SOURCE EXTRACT =>

At that point, Chester police officers arrived and chased the pick-up truck. Id. Jacobs also
called his aunt, who dispatched Chester police officers to the scene. Id. One of the responding
Chester officers was Captain Fell, who arrived at the scene and interviewed Palmer. Id. ¶ 20.
Approximately two days later, Delaware County Detective Worrilow interviewed Plaintiff
Jacobs at his home. Id. ¶ 21. Shortly thereafter, Chester Police Commissioner Bail was informed
of the incident by Captain Fell and Detective Worrilow. Id. ¶ 22.
III.

DATA ENTRIES =>
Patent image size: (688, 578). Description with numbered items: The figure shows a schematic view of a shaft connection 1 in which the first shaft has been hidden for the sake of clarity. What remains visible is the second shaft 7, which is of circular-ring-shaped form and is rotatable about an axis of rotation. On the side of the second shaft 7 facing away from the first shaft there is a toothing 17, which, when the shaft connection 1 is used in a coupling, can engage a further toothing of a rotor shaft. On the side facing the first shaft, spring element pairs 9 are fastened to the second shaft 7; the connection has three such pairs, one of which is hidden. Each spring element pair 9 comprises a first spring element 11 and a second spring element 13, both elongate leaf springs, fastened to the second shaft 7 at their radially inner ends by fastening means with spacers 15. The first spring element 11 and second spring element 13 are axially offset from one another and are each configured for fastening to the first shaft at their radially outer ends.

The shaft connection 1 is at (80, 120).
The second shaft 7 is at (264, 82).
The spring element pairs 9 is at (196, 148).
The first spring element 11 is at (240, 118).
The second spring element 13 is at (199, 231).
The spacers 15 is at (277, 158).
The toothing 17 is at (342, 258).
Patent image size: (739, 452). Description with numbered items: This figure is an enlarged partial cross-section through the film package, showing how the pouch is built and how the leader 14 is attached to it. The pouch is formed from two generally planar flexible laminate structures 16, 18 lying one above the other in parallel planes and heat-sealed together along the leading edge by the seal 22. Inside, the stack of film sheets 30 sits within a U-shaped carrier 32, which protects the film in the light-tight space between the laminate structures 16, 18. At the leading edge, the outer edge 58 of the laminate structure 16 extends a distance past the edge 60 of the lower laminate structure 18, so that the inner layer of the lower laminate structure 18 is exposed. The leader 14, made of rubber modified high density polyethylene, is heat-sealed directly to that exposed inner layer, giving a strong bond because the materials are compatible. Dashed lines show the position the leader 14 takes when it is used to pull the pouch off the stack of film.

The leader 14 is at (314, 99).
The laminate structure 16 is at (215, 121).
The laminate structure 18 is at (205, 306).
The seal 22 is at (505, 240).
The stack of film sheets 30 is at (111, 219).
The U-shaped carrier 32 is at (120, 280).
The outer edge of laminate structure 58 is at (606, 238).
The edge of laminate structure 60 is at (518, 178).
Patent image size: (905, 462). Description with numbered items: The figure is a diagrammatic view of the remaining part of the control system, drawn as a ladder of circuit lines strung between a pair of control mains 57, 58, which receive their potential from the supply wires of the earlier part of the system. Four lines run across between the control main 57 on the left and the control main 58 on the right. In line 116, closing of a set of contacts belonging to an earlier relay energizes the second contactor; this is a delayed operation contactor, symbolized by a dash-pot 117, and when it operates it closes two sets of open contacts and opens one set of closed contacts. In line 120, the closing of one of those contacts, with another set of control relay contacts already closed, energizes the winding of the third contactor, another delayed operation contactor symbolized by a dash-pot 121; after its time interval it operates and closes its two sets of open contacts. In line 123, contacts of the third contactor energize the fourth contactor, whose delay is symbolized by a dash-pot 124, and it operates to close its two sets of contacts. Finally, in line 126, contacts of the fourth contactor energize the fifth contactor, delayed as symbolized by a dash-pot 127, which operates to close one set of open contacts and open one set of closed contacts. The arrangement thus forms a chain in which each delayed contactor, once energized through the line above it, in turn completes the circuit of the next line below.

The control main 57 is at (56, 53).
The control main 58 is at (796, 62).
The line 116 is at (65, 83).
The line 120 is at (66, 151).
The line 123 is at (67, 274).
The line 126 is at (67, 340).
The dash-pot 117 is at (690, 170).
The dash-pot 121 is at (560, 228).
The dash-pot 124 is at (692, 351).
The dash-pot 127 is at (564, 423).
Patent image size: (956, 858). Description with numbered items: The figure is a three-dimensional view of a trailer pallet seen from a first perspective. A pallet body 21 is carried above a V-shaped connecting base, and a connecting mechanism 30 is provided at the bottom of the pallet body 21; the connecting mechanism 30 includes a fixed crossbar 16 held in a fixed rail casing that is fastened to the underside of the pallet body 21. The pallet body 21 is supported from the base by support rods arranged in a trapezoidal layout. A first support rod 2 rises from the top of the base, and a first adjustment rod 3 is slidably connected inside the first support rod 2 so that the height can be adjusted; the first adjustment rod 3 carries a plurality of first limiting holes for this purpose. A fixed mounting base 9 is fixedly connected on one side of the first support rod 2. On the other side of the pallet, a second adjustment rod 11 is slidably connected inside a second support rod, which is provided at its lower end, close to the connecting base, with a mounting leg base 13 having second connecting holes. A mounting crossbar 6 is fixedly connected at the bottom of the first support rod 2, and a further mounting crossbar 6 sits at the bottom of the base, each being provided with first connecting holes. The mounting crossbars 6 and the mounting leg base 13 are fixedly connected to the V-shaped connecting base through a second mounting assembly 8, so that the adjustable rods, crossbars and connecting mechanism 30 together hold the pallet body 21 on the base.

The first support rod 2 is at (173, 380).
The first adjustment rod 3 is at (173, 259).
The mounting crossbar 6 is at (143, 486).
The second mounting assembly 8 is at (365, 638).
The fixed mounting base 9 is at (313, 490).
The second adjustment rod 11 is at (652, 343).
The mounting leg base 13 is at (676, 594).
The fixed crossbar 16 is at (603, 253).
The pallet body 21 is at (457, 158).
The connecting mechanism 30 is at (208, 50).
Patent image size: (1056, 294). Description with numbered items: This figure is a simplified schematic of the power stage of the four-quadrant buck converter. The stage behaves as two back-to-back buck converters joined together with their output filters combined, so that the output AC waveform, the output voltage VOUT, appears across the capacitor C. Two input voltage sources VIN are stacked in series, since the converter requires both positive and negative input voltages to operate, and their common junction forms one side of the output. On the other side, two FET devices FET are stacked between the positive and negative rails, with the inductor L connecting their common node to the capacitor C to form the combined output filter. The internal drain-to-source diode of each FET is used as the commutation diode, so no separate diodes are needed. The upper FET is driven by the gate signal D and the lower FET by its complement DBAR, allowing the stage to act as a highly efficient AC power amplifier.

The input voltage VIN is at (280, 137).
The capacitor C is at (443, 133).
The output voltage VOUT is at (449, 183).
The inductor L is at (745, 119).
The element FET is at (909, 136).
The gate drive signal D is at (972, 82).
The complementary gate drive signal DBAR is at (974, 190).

WHAT TO DO => Extend the court excerpt about the Chester police incident, picking up where it stops.

ANSWER TO THIS EXERCISE =>
Procedural History
Plaintiffs filed a five-count complaint on October 10, 2014. Compl. (ECF 1). The first
count alleges that Palmer and his unidentified partner violated 42 U.S.C. § 1983 by using
excessive force and falsely detaining Plaintiffs. Id. ¶¶ 23-27. The second count is a Monell claim
against the County of Delaware, alleging that the County violated section 1983 and caused
Plaintiffs’ civil rights to be violated by failing to properly train, discipline, and supervise Palmer
and his unidentified partner. Id. ¶¶ 28-31. The third count alleges that Palmer and his
unidentified partner committed assault and battery. Id. ¶¶ 32-33. The fourth count alleges that
Palmer and his unidentified partner intentionally inflicted emotional distress. Id. ¶¶ 34-32 [sic]. 1
Finally, the fifth count alleges that Palmer, his unidentified partner, Worrilow, Fell, and Bail
1
The paragraphs in Count Four are misnumbered as paragraphs 34 and 32, such that the
complaint has two paragraphs labeled “32” (in Counts Three and Four), two paragraphs labeled
“33” (in Counts Three and Five) and two paragraphs labeled “34” (in Counts Four and Five).
Assuming Plaintiffs file an Amended Complaint, these errors should be corrected.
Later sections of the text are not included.